A block of data >>
— begin —

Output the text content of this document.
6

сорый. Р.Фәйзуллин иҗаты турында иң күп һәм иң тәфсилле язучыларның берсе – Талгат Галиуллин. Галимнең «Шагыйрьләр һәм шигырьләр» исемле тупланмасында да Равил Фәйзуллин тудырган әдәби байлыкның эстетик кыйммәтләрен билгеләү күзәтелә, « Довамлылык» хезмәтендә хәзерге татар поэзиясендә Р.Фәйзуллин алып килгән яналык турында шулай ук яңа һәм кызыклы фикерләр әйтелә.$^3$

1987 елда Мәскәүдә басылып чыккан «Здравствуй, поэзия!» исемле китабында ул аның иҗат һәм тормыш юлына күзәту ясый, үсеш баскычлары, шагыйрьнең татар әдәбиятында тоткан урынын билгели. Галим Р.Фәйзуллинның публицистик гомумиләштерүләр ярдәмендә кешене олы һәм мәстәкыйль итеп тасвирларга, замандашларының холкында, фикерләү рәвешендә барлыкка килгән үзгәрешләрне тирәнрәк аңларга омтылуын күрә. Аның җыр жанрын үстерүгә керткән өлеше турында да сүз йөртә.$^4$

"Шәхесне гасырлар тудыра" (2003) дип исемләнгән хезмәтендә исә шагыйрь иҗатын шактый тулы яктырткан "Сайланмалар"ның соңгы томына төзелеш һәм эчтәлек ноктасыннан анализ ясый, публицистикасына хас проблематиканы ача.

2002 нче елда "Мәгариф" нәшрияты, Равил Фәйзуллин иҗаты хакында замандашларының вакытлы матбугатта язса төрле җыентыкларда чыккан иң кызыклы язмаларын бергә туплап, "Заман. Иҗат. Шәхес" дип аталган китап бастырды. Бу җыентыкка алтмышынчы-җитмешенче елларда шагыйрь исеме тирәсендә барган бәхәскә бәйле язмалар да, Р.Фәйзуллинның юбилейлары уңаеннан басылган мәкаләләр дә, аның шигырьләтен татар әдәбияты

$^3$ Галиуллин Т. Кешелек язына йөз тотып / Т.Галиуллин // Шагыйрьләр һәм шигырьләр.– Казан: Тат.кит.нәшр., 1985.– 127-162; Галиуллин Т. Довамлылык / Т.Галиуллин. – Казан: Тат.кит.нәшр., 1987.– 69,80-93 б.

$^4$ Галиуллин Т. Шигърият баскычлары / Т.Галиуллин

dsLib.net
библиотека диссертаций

— end —

INSTRUCTIONS TO FOLLOW >>
Print all of the data exactly as it was given.

RESULT FOR THIS EXERCISE >>
Output the text content of this document.
6

сорый. Р.Фәйзуллин иҗаты турында иң күп һәм иң тәфсилле язучыларның берсе – Талгат Галиуллин. Галимнең «Шагыйрьләр һәм шигырьләр» исемле тупланмасында да Равил Фәйзуллин тудырган әдәби байлыкның эстетик кыйммәтләрен билгеләү күзәтелә, « Довамлылык» хезмәтендә хәзерге татар поэзиясендә Р.Фәйзуллин алып килгән яналык турында шулай ук яңа һәм кызыклы фикерләр әйтелә.$^3$

1987 елда Мәскәүдә басылып чыккан «Здравствуй, поэзия!» исемле китабында ул аның иҗат һәм тормыш юлына күзәту ясый, үсеш баскычлары, шагыйрьнең татар әдәбиятында тоткан урынын билгели. Галим Р.Фәйзуллинның публицистик гомумиләштерүләр ярдәмендә кешене олы һәм мәстәкыйль итеп тасвирларга, замандашларының холкында, фикерләү рәвешендә барлыкка килгән үзгәрешләрне тирәнрәк аңларга омтылуын күрә. Аның җыр жанрын үстерүгә керткән өлеше турында да сүз йөртә.$^4$

"Шәхесне гасырлар тудыра" (2003) дип исемләнгән хезмәтендә исә шагыйрь иҗатын шактый тулы яктырткан "Сайланмалар"ның соңгы томына төзелеш һәм эчтәлек ноктасыннан анализ ясый, публицистикасына хас проблематиканы ача.

2002 нче елда "Мәгариф" нәшрияты, Равил Фәйзуллин иҗаты хакында замандашларының вакытлы матбугатта язса төрле җыентыкларда чыккан иң кызыклы язмаларын бергә туплап, "Заман. Иҗат. Шәхес" дип аталган китап бастырды. Бу җыентыкка алтмышынчы-җитмешенче елларда шагыйрь исеме тирәсендә барган бәхәскә бәйле язмалар да, Р.Фәйзуллинның юбилейлары уңаеннан басылган мәкаләләр дә, аның шигырьләтен татар әдәбияты

$^3$ Галиуллин Т. Кешелек язына йөз тотып / Т.Галиуллин // Шагыйрьләр һәм шигырьләр.– Казан: Тат.кит.нәшр., 1985.– 127-162; Галиуллин Т. Довамлылык / Т.Галиуллин. – Казан: Тат.кит.нәшр., 1987.– 69,80-93 б.

$^4$ Галиуллин Т. Шигърият баскычлары / Т.Галиуллин

dsLib.net
библиотека диссертаций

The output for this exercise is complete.